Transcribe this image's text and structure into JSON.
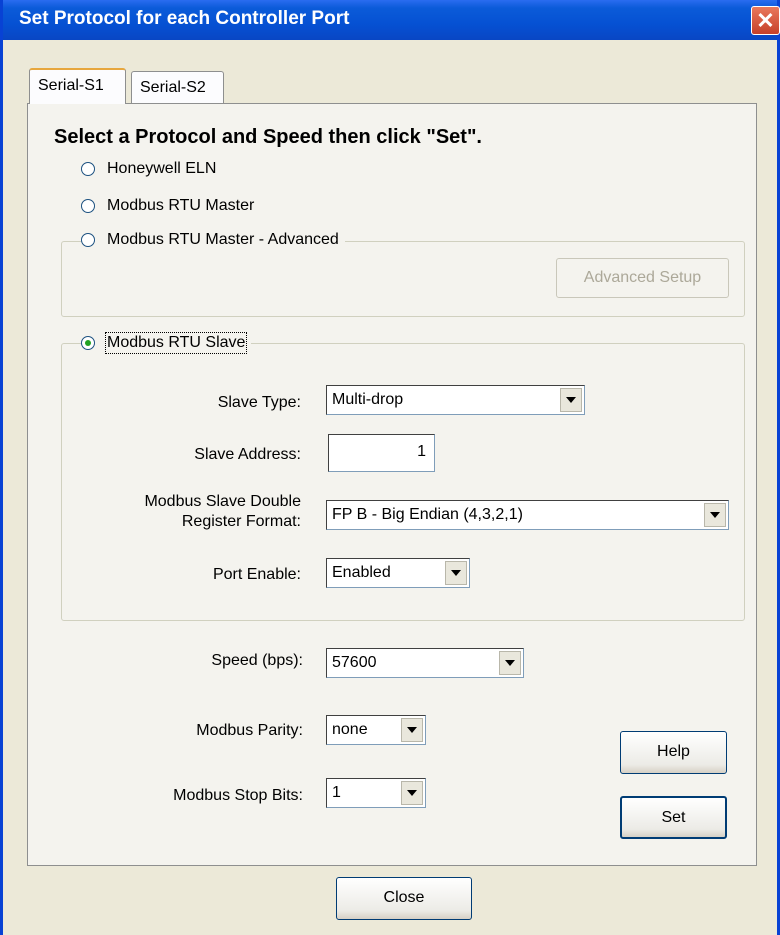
{
  "window": {
    "title": "Set Protocol for each Controller Port",
    "close_glyph": "✕"
  },
  "tabs": [
    {
      "label": "Serial-S1",
      "active": true
    },
    {
      "label": "Serial-S2",
      "active": false
    }
  ],
  "heading": "Select a Protocol and Speed then click \"Set\".",
  "protocols": [
    {
      "label": "Honeywell ELN",
      "selected": false
    },
    {
      "label": "Modbus RTU Master",
      "selected": false
    },
    {
      "label": "Modbus RTU Master - Advanced",
      "selected": false
    },
    {
      "label": "Modbus RTU Slave",
      "selected": true
    }
  ],
  "advanced_setup_label": "Advanced Setup",
  "slave": {
    "type_label": "Slave Type:",
    "type_value": "Multi-drop",
    "address_label": "Slave Address:",
    "address_value": "1",
    "format_label_1": "Modbus Slave Double",
    "format_label_2": "Register Format:",
    "format_value": "FP B - Big Endian (4,3,2,1)",
    "port_enable_label": "Port Enable:",
    "port_enable_value": "Enabled"
  },
  "speed": {
    "label": "Speed (bps):",
    "value": "57600"
  },
  "parity": {
    "label": "Modbus Parity:",
    "value": "none"
  },
  "stop_bits": {
    "label": "Modbus Stop Bits:",
    "value": "1"
  },
  "buttons": {
    "help": "Help",
    "set": "Set",
    "close": "Close"
  },
  "colors": {
    "titlebar": "#0651d3",
    "dialog_bg": "#ece9d8",
    "panel_bg": "#f4f3ee",
    "close_red": "#c6402a",
    "radio_dot": "#21a121"
  }
}
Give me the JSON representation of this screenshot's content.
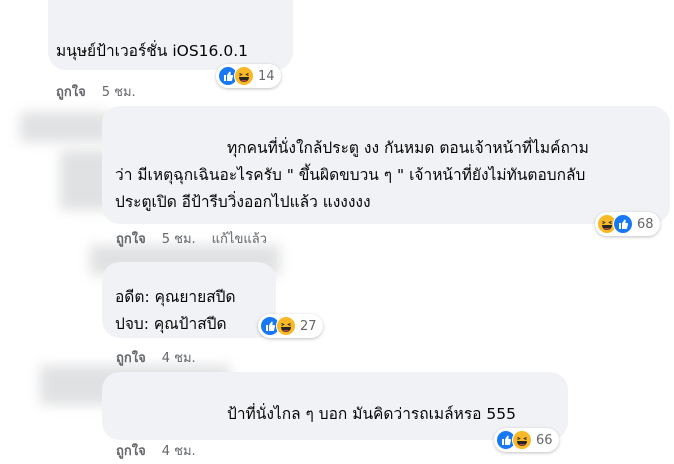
{
  "comments": [
    {
      "lines": [
        "มนุษย์ป้าเวอร์ชั่น iOS16.0.1"
      ],
      "like_label": "ถูกใจ",
      "time": "5 ชม.",
      "reaction_count": "14",
      "reactions": [
        "like-icon",
        "haha-icon"
      ]
    },
    {
      "lines": [
        "ทุกคนที่นั่งใกล้ประตู งง กันหมด ตอนเจ้าหน้าที่ไมค์ถาม",
        "ว่า มีเหตุฉุกเฉินอะไรครับ \" ขึ้นผิดขบวน ๆ \" เจ้าหน้าที่ยังไม่ทันตอบกลับ",
        "ประตูเปิด อีป้ารีบวิ่งออกไปแล้ว แงงงงง"
      ],
      "like_label": "ถูกใจ",
      "time": "5 ชม.",
      "edited_label": "แก้ไขแล้ว",
      "reaction_count": "68",
      "reactions": [
        "haha-icon",
        "like-icon"
      ]
    },
    {
      "lines": [
        "อดีต: คุณยายสปีด",
        "ปจบ: คุณป้าสปีด"
      ],
      "like_label": "ถูกใจ",
      "time": "4 ชม.",
      "reaction_count": "27",
      "reactions": [
        "like-icon",
        "haha-icon"
      ]
    },
    {
      "lines": [
        "ป้าที่นั่งไกล ๆ บอก มันคิดว่ารถเมล์หรอ 555"
      ],
      "like_label": "ถูกใจ",
      "time": "4 ชม.",
      "reaction_count": "66",
      "reactions": [
        "like-icon",
        "haha-icon"
      ]
    }
  ],
  "colors": {
    "bubble": "#f0f2f5",
    "meta_text": "#65676b",
    "like_blue": "#1877f2",
    "haha_yellow": "#f7b928"
  }
}
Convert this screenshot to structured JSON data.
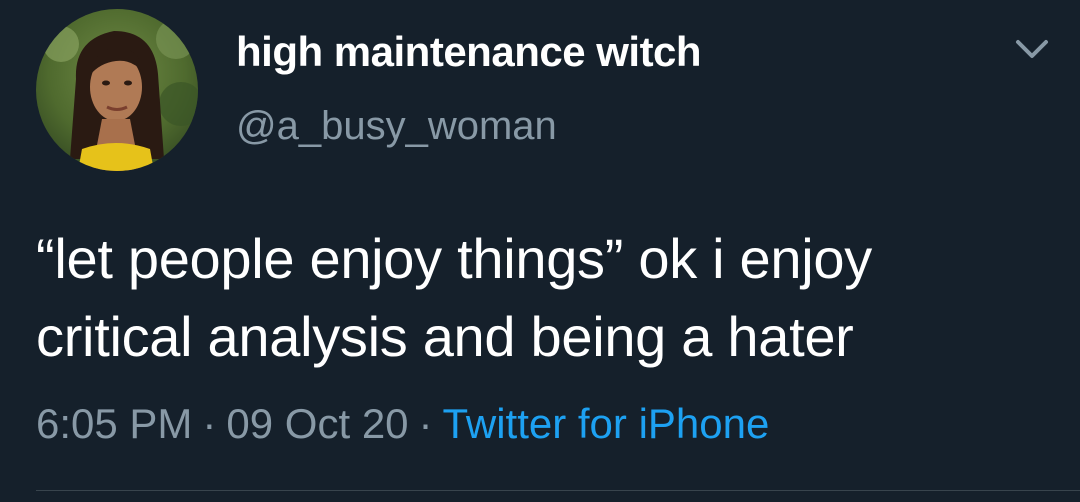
-.-.-
WORK TO DO →
Give every record back exactly as it reads, with no images.

ANSWER FOR THE TASK →
Transcribe this image's text and structure into JSON.
{
  "window": {
    "title": "Set Protocol for each Controller Port",
    "close_glyph": "✕"
  },
  "tabs": [
    {
      "label": "Serial-S1",
      "active": true
    },
    {
      "label": "Serial-S2",
      "active": false
    }
  ],
  "heading": "Select a Protocol and Speed then click \"Set\".",
  "protocols": [
    {
      "label": "Honeywell ELN",
      "selected": false
    },
    {
      "label": "Modbus RTU Master",
      "selected": false
    },
    {
      "label": "Modbus RTU Master - Advanced",
      "selected": false
    },
    {
      "label": "Modbus RTU Slave",
      "selected": true
    }
  ],
  "advanced_setup_label": "Advanced Setup",
  "slave": {
    "type_label": "Slave Type:",
    "type_value": "Multi-drop",
    "address_label": "Slave Address:",
    "address_value": "1",
    "format_label_1": "Modbus Slave Double",
    "format_label_2": "Register Format:",
    "format_value": "FP B - Big Endian (4,3,2,1)",
    "port_enable_label": "Port Enable:",
    "port_enable_value": "Enabled"
  },
  "speed": {
    "label": "Speed (bps):",
    "value": "57600"
  },
  "parity": {
    "label": "Modbus Parity:",
    "value": "none"
  },
  "stop_bits": {
    "label": "Modbus Stop Bits:",
    "value": "1"
  },
  "buttons": {
    "help": "Help",
    "set": "Set",
    "close": "Close"
  },
  "colors": {
    "titlebar": "#0651d3",
    "dialog_bg": "#ece9d8",
    "panel_bg": "#f4f3ee",
    "close_red": "#c6402a",
    "radio_dot": "#21a121"
  }
}
Give me the JSON representation of this screenshot's content.
{
  "comments": [
    {
      "lines": [
        "มนุษย์ป้าเวอร์ชั่น iOS16.0.1"
      ],
      "like_label": "ถูกใจ",
      "time": "5 ชม.",
      "reaction_count": "14",
      "reactions": [
        "like-icon",
        "haha-icon"
      ]
    },
    {
      "lines": [
        "ทุกคนที่นั่งใกล้ประตู งง กันหมด ตอนเจ้าหน้าที่ไมค์ถาม",
        "ว่า มีเหตุฉุกเฉินอะไรครับ \" ขึ้นผิดขบวน ๆ \" เจ้าหน้าที่ยังไม่ทันตอบกลับ",
        "ประตูเปิด อีป้ารีบวิ่งออกไปแล้ว แงงงงง"
      ],
      "like_label": "ถูกใจ",
      "time": "5 ชม.",
      "edited_label": "แก้ไขแล้ว",
      "reaction_count": "68",
      "reactions": [
        "haha-icon",
        "like-icon"
      ]
    },
    {
      "lines": [
        "อดีต: คุณยายสปีด",
        "ปจบ: คุณป้าสปีด"
      ],
      "like_label": "ถูกใจ",
      "time": "4 ชม.",
      "reaction_count": "27",
      "reactions": [
        "like-icon",
        "haha-icon"
      ]
    },
    {
      "lines": [
        "ป้าที่นั่งไกล ๆ บอก มันคิดว่ารถเมล์หรอ 555"
      ],
      "like_label": "ถูกใจ",
      "time": "4 ชม.",
      "reaction_count": "66",
      "reactions": [
        "like-icon",
        "haha-icon"
      ]
    }
  ],
  "colors": {
    "bubble": "#f0f2f5",
    "meta_text": "#65676b",
    "like_blue": "#1877f2",
    "haha_yellow": "#f7b928"
  }
}
Convert this screenshot to structured JSON data.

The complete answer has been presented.